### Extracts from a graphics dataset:

##############################

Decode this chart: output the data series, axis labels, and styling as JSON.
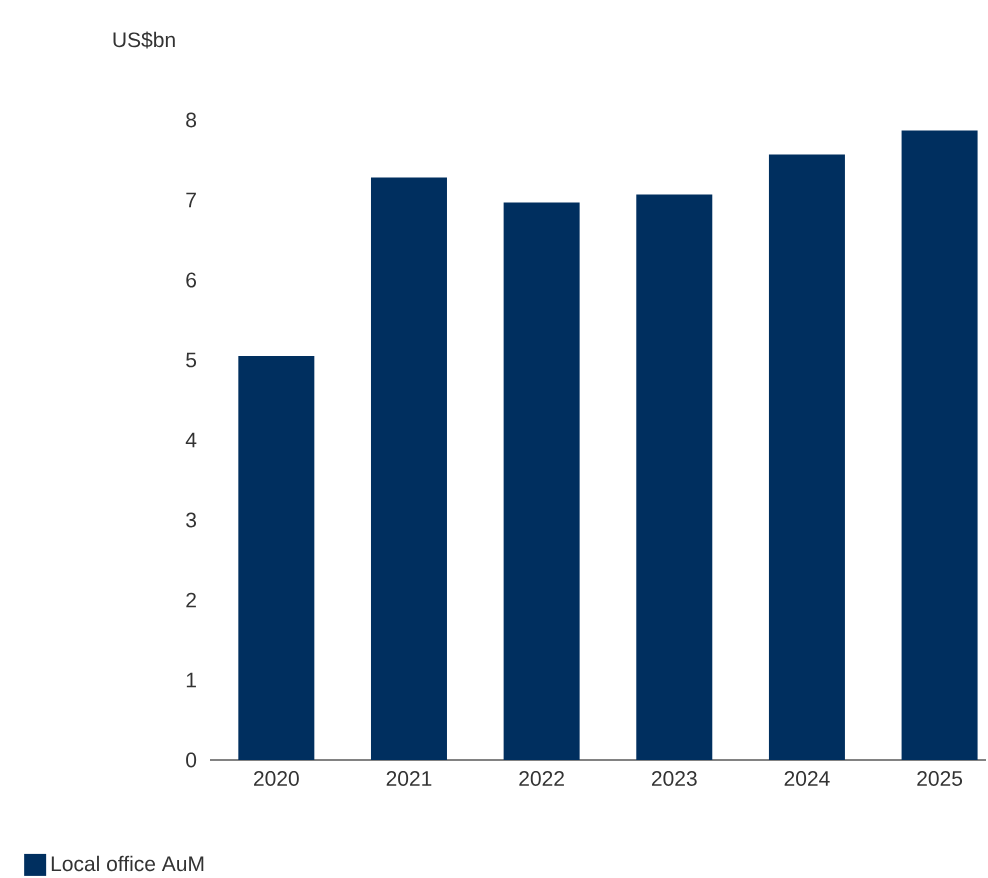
{
  "chart_data": {
    "type": "bar",
    "ylabel": "US$bn",
    "categories": [
      "2020",
      "2021",
      "2022",
      "2023",
      "2024",
      "2025"
    ],
    "series": [
      {
        "name": "Local office AuM",
        "color": "#002f5f",
        "values": [
          5.05,
          7.28,
          6.97,
          7.07,
          7.57,
          7.87
        ]
      }
    ],
    "ylim": [
      0,
      8
    ],
    "yticks": [
      0,
      1,
      2,
      3,
      4,
      5,
      6,
      7,
      8
    ],
    "legend": "bottom left"
  }
}
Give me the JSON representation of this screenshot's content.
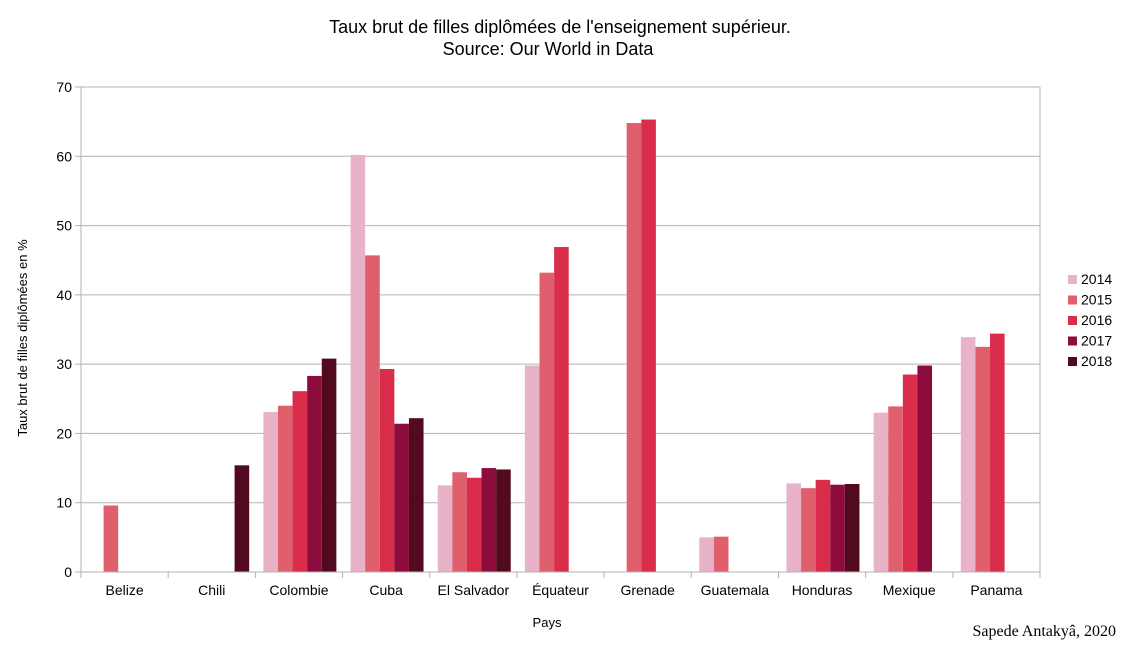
{
  "chart_data": {
    "type": "bar",
    "title": "Taux brut de filles diplômées de l'enseignement supérieur.",
    "subtitle": "Source: Our World in Data",
    "xlabel": "Pays",
    "ylabel": "Taux brut de filles diplômées en %",
    "ylim": [
      0,
      70
    ],
    "yticks": [
      0,
      10,
      20,
      30,
      40,
      50,
      60,
      70
    ],
    "grid": true,
    "legend_position": "right",
    "categories": [
      "Belize",
      "Chili",
      "Colombie",
      "Cuba",
      "El Salvador",
      "Équateur",
      "Grenade",
      "Guatemala",
      "Honduras",
      "Mexique",
      "Panama"
    ],
    "series": [
      {
        "name": "2014",
        "color": "#e8b2c9",
        "values": [
          null,
          null,
          23.1,
          60.2,
          12.5,
          29.8,
          null,
          5.0,
          12.8,
          23.0,
          33.9
        ]
      },
      {
        "name": "2015",
        "color": "#e05f6d",
        "values": [
          9.6,
          null,
          24.0,
          45.7,
          14.4,
          43.2,
          64.8,
          5.1,
          12.1,
          23.9,
          32.5
        ]
      },
      {
        "name": "2016",
        "color": "#d92d4b",
        "values": [
          null,
          null,
          26.1,
          29.3,
          13.6,
          46.9,
          65.3,
          null,
          13.3,
          28.5,
          34.4
        ]
      },
      {
        "name": "2017",
        "color": "#8c0d3d",
        "values": [
          null,
          null,
          28.3,
          21.4,
          15.0,
          null,
          null,
          null,
          12.6,
          29.8,
          null
        ]
      },
      {
        "name": "2018",
        "color": "#520a1e",
        "values": [
          null,
          15.4,
          30.8,
          22.2,
          14.8,
          null,
          null,
          null,
          12.7,
          null,
          null
        ]
      }
    ]
  },
  "credit": "Sapede Antakyâ, 2020"
}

##############################

### Directions for this task:
Copy out the listing exactly as it stands, but not the pictures.

### Task output:
Decode this chart: output the data series, axis labels, and styling as JSON.
{
  "chart_data": {
    "type": "bar",
    "ylabel": "US$bn",
    "categories": [
      "2020",
      "2021",
      "2022",
      "2023",
      "2024",
      "2025"
    ],
    "series": [
      {
        "name": "Local office AuM",
        "color": "#002f5f",
        "values": [
          5.05,
          7.28,
          6.97,
          7.07,
          7.57,
          7.87
        ]
      }
    ],
    "ylim": [
      0,
      8
    ],
    "yticks": [
      0,
      1,
      2,
      3,
      4,
      5,
      6,
      7,
      8
    ],
    "legend": "bottom left"
  }
}
Give me the JSON representation of this screenshot's content.
{
  "chart_data": {
    "type": "bar",
    "title": "Taux brut de filles diplômées de l'enseignement supérieur.",
    "subtitle": "Source: Our World in Data",
    "xlabel": "Pays",
    "ylabel": "Taux brut de filles diplômées en %",
    "ylim": [
      0,
      70
    ],
    "yticks": [
      0,
      10,
      20,
      30,
      40,
      50,
      60,
      70
    ],
    "grid": true,
    "legend_position": "right",
    "categories": [
      "Belize",
      "Chili",
      "Colombie",
      "Cuba",
      "El Salvador",
      "Équateur",
      "Grenade",
      "Guatemala",
      "Honduras",
      "Mexique",
      "Panama"
    ],
    "series": [
      {
        "name": "2014",
        "color": "#e8b2c9",
        "values": [
          null,
          null,
          23.1,
          60.2,
          12.5,
          29.8,
          null,
          5.0,
          12.8,
          23.0,
          33.9
        ]
      },
      {
        "name": "2015",
        "color": "#e05f6d",
        "values": [
          9.6,
          null,
          24.0,
          45.7,
          14.4,
          43.2,
          64.8,
          5.1,
          12.1,
          23.9,
          32.5
        ]
      },
      {
        "name": "2016",
        "color": "#d92d4b",
        "values": [
          null,
          null,
          26.1,
          29.3,
          13.6,
          46.9,
          65.3,
          null,
          13.3,
          28.5,
          34.4
        ]
      },
      {
        "name": "2017",
        "color": "#8c0d3d",
        "values": [
          null,
          null,
          28.3,
          21.4,
          15.0,
          null,
          null,
          null,
          12.6,
          29.8,
          null
        ]
      },
      {
        "name": "2018",
        "color": "#520a1e",
        "values": [
          null,
          15.4,
          30.8,
          22.2,
          14.8,
          null,
          null,
          null,
          12.7,
          null,
          null
        ]
      }
    ]
  },
  "credit": "Sapede Antakyâ, 2020"
}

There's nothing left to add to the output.